◆ DIRECTIONS:
(a) In the Karnataka High Court case excerpt, what is the appeal number?
(b) Please list every person the Karnataka High Court case excerpt names from "BETWEEN:" onward, counsel included.
(c) Resume the Karnataka High Court case excerpt right after its final line.

Citation : 2022 Latest Caselaw 7461 Kant
Judgement Date : 25 May, 2022

Karnataka High Court
H.D.Yogesh vs Jayalakshmi @ Sudha on 25 May, 2022
Bench: Alok Aradhe, J.M.Khazi
                              1



 IN THE HIGH COURT OF KARNATAKA AT BENGALURU

        DATED THIS THE 25TH DAY OF MAY 2022

                         PRESENT

       THE HON'BLE MR. JUSTICE ALOK ARADHE

                            AND

         THE HON'BLE MS.JUSTICE J.M. KHAZI

               M.F.A. NO.9564 OF 2013 (FC)
BETWEEN:

H.D. YOGESH
S/O H L DODDAIAH
AGED ABOUT 46 YEARS
R/O. NO.3004, CHIKKAGARADI STREET
HASSAN-573201.
                                         ... APPELLANT
(BY MRS/MS. BHARATHI M, ADV., FOR
       MR. M.V. HIREMATH, ADV.,)

AND:

JAYALAKSHMI @ SUDHA
W/O H D YOGESH
D/O H. MANUMEGOWDA
AGED ABOUT 47 YEARS
R/O C/O CHUNCHEGOWDA
2ND MAIN MIG-14
HOUSING BOARD
KUVEMPU NAGARA
HASSAN-573201.

◆ DATA BLOCK:

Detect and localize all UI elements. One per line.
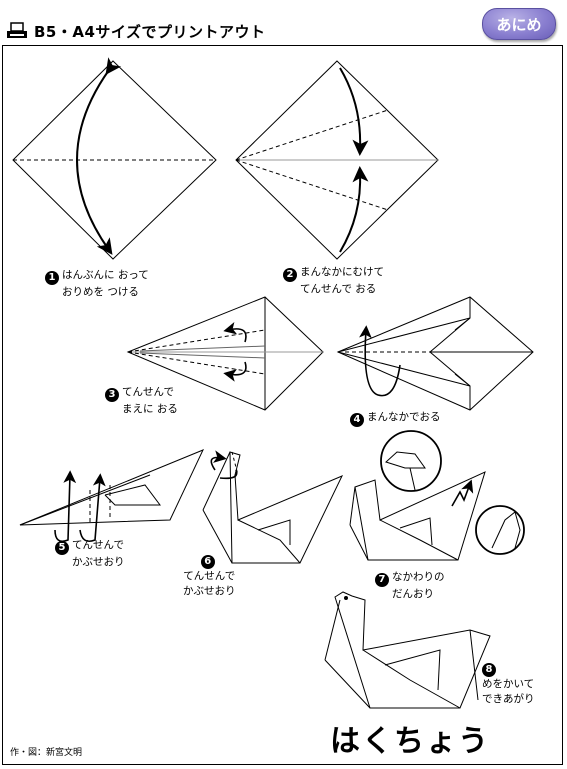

◆ ANSWERS IN ORDER:
(a) M.F.A. No. 9564 of 2013 (FC)

(b) H.D. Yogesh, H L Doddaiah, Bharathi M, M.V. Hiremath, Jayalakshmi @ Sudha, H. Manumegowda, Chunchegowda

(c)
                                         ... RESPONDENT
(BY MRS. KAVITHA H.C. ADV., (ABSENT))
                              ---

     THIS MFA IS FILED U/S 19(1) OF THE FAMILY COURT ACT,
AGAINST THE JUDGMENT AND DECREE DATED:23.09.2013
PASSED IN M.C.NO.75/2013 ON THE FILE OF THE PRINCIPAL
JUDGE, FAMILY COURT, HASSAN, DISMISSING THE PETITION
                                  2




FILED U/S 13(1)(ia)(ib)(iii)(b) OF HINDU MARRIAGE ACT, FOR
DIVORCE.

     THIS M.F.A. COMING ON FOR FINAL HEARING, THIS DAY,
ALOK ARADHE J., DELIVERED THE FOLLOWING:

                              JUDGMENT

This appeal under Section 19 of the Family Courts

Act, 1984 has been filed against judgment dated

23.09.2013, by which petition filed by the appellant

seeking dissolution of marriage has been dismissed.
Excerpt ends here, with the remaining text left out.